DATA LISTING:
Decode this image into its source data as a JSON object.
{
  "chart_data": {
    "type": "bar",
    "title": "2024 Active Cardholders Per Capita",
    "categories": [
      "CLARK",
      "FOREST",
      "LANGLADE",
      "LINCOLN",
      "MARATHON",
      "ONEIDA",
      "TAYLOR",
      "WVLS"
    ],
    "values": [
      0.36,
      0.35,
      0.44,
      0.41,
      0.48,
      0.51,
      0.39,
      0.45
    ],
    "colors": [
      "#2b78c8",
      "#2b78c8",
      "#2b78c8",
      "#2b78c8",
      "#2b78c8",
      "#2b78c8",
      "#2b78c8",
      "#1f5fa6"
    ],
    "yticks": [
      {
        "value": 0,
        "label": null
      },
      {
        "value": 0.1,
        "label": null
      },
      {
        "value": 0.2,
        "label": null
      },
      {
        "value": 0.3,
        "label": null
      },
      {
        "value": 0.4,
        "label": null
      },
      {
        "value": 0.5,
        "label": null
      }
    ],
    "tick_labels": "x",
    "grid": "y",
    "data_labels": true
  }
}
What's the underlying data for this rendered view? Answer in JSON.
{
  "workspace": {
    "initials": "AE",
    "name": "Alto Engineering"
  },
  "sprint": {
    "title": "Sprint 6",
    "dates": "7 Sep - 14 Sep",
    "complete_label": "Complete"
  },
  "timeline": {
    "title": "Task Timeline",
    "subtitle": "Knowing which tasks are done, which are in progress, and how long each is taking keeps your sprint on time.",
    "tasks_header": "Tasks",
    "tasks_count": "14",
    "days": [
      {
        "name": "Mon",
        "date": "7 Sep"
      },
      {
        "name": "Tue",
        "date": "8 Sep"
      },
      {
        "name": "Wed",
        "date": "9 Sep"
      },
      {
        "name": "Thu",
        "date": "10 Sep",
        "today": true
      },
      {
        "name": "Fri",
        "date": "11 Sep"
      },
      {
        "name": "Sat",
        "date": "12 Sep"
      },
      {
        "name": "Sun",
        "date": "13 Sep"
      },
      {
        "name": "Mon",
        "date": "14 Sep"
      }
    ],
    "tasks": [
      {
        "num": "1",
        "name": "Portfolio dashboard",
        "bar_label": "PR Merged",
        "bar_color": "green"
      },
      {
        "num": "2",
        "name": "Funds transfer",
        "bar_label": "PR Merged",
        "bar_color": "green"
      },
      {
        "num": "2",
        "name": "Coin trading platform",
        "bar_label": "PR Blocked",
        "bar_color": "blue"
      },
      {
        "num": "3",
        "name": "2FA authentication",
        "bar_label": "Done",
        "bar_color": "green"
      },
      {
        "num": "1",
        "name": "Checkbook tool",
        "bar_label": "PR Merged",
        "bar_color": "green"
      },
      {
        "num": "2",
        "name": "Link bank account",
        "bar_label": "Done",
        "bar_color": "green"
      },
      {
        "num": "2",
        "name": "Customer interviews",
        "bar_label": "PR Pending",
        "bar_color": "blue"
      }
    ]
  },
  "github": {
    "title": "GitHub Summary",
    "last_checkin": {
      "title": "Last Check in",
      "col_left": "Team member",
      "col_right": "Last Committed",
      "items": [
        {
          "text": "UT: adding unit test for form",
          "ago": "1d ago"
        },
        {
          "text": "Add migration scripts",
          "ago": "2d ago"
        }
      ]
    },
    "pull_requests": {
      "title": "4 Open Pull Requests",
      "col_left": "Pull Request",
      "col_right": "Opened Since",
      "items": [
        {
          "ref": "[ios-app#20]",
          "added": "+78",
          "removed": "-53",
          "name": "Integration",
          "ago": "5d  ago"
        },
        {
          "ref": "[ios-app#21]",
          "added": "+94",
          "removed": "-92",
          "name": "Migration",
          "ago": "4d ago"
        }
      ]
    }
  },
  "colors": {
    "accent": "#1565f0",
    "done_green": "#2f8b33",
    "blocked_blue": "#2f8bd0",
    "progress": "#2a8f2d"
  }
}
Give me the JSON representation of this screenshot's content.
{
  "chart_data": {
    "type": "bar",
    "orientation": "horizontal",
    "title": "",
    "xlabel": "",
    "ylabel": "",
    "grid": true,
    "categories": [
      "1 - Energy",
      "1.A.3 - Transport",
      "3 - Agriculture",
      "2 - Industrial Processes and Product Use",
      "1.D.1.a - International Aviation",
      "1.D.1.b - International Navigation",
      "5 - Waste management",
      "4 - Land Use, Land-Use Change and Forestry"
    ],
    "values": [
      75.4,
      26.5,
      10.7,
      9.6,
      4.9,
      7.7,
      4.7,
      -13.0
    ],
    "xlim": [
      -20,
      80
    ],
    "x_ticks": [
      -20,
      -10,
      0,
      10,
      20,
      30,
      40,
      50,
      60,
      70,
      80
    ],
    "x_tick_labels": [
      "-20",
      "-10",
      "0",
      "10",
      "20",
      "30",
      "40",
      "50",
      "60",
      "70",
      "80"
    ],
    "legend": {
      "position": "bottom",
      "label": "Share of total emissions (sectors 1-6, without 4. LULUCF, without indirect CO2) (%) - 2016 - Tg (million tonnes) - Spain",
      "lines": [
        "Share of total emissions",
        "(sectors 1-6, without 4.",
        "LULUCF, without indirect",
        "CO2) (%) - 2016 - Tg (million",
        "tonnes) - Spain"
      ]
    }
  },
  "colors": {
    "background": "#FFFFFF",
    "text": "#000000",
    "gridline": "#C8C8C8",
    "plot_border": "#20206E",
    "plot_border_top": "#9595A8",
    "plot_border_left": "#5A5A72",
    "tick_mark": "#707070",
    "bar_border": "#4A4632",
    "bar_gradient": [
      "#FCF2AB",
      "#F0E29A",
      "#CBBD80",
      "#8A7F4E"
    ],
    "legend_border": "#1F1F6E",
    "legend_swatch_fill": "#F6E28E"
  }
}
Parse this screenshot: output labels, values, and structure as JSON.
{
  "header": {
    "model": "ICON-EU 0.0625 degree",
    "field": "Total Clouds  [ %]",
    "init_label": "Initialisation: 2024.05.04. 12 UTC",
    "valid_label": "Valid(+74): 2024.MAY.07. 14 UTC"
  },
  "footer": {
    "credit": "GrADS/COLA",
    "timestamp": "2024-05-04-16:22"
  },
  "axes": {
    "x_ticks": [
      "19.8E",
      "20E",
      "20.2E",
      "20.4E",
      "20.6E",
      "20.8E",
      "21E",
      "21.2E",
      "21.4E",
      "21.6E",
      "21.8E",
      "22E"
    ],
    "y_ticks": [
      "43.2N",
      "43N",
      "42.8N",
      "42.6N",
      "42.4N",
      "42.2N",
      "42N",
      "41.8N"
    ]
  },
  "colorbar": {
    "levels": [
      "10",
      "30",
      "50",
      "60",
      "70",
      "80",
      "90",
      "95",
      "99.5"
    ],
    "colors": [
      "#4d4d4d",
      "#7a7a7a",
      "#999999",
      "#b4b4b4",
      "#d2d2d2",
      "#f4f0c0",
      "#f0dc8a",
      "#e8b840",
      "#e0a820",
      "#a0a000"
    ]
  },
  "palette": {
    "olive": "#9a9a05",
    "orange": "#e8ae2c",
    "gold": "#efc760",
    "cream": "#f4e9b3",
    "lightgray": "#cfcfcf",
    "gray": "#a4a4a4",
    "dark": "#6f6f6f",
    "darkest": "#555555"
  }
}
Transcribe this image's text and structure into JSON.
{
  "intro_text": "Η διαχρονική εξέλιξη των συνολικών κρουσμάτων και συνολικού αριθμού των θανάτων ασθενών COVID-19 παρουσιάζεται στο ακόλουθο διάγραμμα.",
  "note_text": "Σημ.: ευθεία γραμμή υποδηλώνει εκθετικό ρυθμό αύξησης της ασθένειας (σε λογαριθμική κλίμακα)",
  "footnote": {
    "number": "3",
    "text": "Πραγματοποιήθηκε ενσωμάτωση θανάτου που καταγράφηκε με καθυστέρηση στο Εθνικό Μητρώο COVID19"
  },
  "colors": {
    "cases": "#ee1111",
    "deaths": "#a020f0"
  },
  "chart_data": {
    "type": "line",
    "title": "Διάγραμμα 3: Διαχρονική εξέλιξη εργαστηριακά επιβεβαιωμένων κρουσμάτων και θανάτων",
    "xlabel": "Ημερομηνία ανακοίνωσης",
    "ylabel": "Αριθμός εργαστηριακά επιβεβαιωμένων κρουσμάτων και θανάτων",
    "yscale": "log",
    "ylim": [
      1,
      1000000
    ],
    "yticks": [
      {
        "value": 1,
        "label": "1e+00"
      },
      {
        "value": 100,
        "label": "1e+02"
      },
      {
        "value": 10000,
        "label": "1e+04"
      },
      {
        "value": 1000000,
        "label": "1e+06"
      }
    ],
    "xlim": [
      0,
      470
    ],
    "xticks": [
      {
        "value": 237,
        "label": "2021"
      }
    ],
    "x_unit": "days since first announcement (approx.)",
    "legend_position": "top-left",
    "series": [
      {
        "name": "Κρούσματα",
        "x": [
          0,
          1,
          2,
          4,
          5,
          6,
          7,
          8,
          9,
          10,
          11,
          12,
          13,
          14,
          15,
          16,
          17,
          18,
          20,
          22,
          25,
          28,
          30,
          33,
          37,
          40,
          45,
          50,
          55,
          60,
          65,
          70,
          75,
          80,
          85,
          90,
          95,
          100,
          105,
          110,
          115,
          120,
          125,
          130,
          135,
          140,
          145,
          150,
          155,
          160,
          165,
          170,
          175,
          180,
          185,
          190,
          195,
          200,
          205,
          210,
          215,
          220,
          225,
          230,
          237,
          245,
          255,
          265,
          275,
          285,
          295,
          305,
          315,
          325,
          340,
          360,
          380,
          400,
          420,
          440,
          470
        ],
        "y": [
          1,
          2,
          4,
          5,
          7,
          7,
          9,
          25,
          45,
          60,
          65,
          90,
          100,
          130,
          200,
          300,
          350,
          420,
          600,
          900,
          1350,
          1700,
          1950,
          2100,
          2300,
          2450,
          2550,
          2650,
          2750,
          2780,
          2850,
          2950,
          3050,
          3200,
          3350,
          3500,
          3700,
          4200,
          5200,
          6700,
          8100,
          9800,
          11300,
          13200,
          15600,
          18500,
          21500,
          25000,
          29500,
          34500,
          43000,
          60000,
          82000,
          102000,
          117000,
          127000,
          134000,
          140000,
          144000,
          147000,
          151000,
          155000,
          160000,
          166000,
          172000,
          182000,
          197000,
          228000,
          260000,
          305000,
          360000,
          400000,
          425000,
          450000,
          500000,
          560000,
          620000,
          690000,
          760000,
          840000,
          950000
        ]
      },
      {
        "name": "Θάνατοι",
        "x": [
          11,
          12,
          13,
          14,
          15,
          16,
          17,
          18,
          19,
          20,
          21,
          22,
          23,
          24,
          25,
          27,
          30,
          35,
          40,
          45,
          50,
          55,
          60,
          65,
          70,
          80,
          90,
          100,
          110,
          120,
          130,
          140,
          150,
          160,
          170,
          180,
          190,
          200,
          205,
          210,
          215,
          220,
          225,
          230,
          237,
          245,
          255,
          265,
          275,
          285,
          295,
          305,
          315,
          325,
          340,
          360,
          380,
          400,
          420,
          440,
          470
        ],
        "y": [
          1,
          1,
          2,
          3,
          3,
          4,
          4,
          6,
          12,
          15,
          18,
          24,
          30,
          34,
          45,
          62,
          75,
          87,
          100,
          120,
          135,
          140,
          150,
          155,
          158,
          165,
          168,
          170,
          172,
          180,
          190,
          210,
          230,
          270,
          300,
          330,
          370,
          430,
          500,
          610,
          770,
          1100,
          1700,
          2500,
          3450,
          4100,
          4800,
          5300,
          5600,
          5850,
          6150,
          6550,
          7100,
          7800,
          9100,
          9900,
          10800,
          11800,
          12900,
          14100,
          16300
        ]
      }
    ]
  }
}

TASK BRIEF: Which lines in the listing above hold the word "xlabel"? Show each of them.

ANSWER TO THIS PROBLEM:
    "xlabel": "",
    "xlabel": "Ημερομηνία ανακοίνωσης",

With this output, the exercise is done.